# [所附文段]
============

Cε3-Cε4蛋白寡核苷酸适配子结合位点的预测与筛选

采用NPDock程序对Cε3-Cε4蛋白与其核酸适配子A1的结合位点进行了预测与筛选, 筛选出A1与Cε3-Cε4蛋白结合的关键位点. 同时, 根据蛋白与DNA片段复合物结合界面中氨基酸残基和碱基统计分析发现, 结合界面氨基酸富集碱基G能力最强, 富集碱基T和C能力次之. 本文建立了以NPDock程序虚拟对接为基础的高效适配子优化方法, 为相关研究提供了实验参考.

Structure Prediction and Screening of Oligonucleotide Aptamers Target Cε3-Cε4 Protein†

The prediction and selection of binding sites between aptamers and targets are the key steps in SELEX process, however, the conventional screening process is complicated. As a new convenient screening method, the virtual screening based on computer has widely used in aptamers screening. The nucleic acid-protein dock(NPDock) program was used to predict and screen the binding site of Cε3-Cε4 protein and its aptamer A1 based on their molecular docking, and the key site of binding to Cε3-Cε4 protein was screened. According to the amino acid residues and bases in the binding interface between the protein and the DNA complexes by virtual docking, the results showed that the amino acid in the binding interface is most capable of enriching the base G, followed by the ability of enriching the base T and the base C. An efficient optimization method was established based on NPDock docking, which would provide an experimental reference for related researches.

============

# [任务要求]
请输出上面关于Cε3-Cε4蛋白适配子结合位点的文段中，从“Cε3-Cε4蛋白寡核苷酸适配子结合位点的预测与筛选”一直到“富集碱基T和C能力次之. 本文建立了以NPDock程序虚拟对接为基础的高效适配子优化方法, 为相关研究提供了实验参考.”的全部内容，一字不改。

# [记录摘录]

============

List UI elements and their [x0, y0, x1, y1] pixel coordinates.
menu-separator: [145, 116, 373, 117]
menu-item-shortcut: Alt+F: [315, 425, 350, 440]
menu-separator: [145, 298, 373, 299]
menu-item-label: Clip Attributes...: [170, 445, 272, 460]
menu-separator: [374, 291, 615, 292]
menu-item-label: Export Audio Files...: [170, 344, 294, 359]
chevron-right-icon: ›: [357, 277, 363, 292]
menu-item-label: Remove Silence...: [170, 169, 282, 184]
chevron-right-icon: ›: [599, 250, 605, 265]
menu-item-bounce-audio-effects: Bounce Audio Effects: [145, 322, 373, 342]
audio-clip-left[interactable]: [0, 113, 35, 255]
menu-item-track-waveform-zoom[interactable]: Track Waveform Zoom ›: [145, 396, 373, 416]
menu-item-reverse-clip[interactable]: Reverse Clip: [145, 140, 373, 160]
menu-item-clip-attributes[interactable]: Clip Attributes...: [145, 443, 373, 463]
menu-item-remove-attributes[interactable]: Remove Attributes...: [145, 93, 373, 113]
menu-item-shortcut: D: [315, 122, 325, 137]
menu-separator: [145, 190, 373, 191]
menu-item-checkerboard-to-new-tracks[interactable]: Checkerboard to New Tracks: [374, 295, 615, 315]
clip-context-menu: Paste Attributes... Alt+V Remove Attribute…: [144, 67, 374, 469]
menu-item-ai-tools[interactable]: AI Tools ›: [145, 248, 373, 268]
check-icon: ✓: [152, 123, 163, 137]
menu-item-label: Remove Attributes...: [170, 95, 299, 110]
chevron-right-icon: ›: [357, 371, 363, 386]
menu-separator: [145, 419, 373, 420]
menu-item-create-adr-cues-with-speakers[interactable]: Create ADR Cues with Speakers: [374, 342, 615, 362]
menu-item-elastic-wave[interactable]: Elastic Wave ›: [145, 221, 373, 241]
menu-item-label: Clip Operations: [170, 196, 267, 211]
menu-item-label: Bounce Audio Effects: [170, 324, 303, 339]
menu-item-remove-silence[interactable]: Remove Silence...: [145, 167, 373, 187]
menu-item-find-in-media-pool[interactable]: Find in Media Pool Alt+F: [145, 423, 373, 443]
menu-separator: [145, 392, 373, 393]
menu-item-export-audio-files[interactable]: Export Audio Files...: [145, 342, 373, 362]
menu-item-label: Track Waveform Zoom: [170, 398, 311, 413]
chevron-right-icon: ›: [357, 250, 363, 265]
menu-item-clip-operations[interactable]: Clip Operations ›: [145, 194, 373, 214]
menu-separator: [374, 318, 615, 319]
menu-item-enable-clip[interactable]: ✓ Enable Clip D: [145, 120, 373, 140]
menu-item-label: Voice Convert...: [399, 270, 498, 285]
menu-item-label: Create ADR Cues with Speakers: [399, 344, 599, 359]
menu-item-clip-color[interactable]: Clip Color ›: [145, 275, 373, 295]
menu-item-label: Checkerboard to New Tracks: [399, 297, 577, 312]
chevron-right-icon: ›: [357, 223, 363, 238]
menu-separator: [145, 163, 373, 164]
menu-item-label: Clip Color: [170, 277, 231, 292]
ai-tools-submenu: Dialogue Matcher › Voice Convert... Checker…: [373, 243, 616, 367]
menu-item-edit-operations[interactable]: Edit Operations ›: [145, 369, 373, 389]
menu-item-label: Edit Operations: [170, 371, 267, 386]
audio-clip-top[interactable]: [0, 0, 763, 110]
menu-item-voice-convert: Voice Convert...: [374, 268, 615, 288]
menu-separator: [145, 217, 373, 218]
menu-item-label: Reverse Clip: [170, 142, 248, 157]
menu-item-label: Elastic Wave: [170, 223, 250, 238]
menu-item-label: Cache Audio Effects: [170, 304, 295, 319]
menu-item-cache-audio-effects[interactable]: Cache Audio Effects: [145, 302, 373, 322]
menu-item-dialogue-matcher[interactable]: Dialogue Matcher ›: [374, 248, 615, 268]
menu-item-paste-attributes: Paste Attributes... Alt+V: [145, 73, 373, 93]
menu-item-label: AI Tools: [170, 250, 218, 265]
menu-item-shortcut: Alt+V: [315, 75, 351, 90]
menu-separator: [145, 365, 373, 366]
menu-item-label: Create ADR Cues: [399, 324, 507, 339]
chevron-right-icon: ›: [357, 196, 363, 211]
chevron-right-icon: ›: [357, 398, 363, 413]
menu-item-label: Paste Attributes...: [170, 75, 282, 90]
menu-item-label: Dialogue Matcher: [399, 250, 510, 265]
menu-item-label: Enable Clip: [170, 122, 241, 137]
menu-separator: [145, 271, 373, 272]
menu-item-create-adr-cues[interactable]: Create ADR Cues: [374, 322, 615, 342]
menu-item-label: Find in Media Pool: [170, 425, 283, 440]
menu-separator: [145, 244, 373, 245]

============

# [书面解答]
Cε3-Cε4蛋白寡核苷酸适配子结合位点的预测与筛选

采用NPDock程序对Cε3-Cε4蛋白与其核酸适配子A1的结合位点进行了预测与筛选, 筛选出A1与Cε3-Cε4蛋白结合的关键位点. 同时, 根据蛋白与DNA片段复合物结合界面中氨基酸残基和碱基统计分析发现, 结合界面氨基酸富集碱基G能力最强, 富集碱基T和C能力次之. 本文建立了以NPDock程序虚拟对接为基础的高效适配子优化方法, 为相关研究提供了实验参考.